(What to work on): Reading down the listing below, count the lines where the word "name" shows up, then give only that count.

(Given information):
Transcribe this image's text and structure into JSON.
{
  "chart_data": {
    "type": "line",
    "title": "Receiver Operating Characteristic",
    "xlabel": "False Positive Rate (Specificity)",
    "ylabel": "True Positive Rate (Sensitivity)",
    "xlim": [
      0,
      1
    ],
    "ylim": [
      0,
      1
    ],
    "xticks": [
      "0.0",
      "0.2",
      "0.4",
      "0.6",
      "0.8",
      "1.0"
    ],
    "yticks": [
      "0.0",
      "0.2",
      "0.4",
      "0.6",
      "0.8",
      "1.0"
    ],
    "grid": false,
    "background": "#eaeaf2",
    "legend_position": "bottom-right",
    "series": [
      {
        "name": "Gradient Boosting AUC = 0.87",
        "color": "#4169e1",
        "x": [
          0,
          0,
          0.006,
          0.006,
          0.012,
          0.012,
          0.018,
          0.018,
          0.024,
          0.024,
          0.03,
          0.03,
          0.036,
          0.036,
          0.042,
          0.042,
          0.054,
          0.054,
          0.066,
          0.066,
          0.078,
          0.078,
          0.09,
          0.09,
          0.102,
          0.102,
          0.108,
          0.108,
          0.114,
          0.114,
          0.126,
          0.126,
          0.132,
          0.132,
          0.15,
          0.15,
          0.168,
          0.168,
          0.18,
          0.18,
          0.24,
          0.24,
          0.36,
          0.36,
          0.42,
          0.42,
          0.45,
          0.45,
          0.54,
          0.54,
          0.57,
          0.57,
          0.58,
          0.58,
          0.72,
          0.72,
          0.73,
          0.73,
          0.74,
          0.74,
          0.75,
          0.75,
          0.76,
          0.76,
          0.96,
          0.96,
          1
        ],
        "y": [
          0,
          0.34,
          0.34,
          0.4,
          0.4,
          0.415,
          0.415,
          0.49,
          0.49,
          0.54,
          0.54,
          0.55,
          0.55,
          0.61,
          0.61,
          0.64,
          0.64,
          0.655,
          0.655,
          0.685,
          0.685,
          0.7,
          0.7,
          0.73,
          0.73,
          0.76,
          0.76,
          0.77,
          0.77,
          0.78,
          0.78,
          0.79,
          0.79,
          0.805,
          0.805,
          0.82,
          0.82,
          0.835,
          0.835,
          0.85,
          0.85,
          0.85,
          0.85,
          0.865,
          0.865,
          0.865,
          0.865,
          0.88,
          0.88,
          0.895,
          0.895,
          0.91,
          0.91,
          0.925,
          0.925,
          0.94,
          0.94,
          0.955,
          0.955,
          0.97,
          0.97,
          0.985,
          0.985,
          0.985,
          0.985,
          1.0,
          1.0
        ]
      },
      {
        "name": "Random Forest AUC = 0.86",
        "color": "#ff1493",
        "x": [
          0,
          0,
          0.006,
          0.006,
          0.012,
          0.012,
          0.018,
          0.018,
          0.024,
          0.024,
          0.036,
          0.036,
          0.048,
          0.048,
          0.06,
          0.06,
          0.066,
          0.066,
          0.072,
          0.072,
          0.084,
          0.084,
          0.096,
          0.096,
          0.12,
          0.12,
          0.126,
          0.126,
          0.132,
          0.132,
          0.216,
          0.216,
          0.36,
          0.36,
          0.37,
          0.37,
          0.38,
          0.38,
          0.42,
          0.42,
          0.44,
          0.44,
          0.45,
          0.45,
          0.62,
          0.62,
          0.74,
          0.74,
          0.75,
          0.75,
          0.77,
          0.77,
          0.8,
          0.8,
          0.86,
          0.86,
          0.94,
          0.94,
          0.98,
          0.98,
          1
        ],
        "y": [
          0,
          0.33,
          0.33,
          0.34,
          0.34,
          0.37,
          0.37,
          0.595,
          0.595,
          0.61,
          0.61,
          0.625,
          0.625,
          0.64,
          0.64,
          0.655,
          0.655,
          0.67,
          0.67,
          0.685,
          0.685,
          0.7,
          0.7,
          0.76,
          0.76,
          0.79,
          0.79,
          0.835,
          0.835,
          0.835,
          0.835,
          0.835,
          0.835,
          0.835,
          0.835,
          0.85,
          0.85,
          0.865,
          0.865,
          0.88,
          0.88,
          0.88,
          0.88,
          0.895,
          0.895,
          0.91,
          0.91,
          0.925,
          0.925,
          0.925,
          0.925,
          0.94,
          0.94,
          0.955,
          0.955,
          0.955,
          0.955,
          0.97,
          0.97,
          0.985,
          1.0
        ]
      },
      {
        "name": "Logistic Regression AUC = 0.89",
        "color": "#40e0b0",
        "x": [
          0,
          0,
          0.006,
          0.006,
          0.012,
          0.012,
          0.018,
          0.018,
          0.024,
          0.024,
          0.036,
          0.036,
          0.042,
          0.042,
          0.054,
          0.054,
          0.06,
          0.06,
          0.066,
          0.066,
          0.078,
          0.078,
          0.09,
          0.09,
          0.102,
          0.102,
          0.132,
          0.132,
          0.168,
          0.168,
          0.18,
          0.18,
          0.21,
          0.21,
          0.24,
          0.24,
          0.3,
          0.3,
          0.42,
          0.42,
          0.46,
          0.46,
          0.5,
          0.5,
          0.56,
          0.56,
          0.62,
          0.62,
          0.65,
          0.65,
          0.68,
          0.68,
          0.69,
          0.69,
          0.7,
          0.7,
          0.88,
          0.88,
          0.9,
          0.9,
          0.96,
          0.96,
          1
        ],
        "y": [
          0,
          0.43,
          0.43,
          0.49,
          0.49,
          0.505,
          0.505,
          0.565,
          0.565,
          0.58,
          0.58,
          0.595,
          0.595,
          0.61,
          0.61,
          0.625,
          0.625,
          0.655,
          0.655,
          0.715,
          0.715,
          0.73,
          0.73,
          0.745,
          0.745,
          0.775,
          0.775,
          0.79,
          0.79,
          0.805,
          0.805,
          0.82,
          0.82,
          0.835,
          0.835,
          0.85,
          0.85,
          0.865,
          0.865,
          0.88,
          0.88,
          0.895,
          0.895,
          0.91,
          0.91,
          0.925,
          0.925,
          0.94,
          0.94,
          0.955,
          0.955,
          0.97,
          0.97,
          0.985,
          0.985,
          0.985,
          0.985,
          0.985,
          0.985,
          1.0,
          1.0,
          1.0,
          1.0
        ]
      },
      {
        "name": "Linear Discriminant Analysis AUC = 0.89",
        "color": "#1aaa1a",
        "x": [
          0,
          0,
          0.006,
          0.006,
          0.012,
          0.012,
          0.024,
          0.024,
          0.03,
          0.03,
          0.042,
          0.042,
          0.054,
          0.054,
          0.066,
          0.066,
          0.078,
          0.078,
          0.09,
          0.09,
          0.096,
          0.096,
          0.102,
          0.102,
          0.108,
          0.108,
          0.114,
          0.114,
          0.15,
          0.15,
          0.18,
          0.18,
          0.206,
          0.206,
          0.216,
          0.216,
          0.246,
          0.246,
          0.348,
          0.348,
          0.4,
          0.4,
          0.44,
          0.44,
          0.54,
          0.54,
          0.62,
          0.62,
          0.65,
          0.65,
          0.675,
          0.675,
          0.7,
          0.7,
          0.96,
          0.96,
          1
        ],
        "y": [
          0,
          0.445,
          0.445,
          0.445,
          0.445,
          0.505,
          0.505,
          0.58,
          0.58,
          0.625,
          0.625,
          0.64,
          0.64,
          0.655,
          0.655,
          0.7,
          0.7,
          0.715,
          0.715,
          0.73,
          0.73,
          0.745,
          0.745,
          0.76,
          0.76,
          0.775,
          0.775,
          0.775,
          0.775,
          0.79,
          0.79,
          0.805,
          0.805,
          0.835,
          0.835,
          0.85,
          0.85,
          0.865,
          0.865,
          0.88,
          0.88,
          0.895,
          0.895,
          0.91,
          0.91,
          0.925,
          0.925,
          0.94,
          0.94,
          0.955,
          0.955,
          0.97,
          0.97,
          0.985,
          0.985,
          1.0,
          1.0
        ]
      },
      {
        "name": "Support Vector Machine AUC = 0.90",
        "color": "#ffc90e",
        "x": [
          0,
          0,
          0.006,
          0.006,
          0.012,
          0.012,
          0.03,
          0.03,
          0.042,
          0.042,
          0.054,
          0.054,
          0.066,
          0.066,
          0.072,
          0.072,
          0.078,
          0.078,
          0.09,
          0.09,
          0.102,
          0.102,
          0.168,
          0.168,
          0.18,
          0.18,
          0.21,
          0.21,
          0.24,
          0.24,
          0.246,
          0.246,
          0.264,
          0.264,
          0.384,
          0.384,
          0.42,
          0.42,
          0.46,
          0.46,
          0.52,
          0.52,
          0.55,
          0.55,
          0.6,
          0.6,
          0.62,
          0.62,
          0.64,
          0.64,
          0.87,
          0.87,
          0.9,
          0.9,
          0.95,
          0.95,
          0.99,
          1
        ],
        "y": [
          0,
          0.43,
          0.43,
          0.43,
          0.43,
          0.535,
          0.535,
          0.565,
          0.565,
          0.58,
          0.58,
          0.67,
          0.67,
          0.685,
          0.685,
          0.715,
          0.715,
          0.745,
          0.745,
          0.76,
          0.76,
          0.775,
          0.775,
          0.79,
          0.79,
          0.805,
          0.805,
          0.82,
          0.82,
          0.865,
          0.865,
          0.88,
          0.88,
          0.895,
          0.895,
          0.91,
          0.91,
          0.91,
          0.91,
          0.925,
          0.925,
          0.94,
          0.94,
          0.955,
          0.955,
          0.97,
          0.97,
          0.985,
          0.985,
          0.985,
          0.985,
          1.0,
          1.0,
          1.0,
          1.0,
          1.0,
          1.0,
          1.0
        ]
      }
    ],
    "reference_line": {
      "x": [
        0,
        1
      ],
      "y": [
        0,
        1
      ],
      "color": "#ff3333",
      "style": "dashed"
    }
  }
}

(Response to this exercise): 5